*Listed records*

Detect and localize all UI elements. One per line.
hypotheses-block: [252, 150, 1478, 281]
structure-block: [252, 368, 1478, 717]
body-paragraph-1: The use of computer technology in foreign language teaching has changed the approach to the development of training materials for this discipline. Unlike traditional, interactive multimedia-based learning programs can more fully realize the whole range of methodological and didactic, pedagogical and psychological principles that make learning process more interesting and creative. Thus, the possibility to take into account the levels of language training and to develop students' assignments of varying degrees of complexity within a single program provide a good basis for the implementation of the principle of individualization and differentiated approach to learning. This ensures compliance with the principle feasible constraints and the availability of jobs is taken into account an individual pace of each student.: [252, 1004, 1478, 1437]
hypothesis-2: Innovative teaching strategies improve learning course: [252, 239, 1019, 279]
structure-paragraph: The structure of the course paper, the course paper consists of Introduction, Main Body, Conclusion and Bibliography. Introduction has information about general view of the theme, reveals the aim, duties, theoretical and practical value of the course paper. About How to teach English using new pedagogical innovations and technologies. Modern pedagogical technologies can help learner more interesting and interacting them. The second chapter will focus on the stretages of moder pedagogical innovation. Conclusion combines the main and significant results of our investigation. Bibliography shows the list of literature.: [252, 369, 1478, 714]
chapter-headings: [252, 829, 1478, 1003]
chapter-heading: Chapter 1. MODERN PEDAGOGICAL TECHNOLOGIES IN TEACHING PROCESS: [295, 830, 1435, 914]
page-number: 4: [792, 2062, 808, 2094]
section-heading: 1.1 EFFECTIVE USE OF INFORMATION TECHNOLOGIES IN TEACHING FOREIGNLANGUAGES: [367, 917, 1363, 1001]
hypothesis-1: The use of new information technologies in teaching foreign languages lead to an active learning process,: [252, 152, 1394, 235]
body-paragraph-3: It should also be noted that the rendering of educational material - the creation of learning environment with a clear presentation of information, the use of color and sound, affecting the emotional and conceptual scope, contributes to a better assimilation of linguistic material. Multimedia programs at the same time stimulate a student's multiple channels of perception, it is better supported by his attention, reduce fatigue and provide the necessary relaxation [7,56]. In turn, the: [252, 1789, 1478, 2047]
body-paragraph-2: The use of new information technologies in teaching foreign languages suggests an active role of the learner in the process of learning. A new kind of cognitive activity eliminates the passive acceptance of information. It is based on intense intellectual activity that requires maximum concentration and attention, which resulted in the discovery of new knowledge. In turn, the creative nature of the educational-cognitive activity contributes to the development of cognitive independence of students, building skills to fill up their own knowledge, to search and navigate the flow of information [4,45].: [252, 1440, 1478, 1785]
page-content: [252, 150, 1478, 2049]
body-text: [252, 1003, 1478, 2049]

*What you have to do*
Could you reproduce the items starting at the first line and ending at the line containing "structure-block: [252, 368, 1478, 717]", substituting "locate" for "localize" and changing nothing else?

*Finished answer*
Detect and locate all UI elements. One per line.
hypotheses-block: [252, 150, 1478, 281]
structure-block: [252, 368, 1478, 717]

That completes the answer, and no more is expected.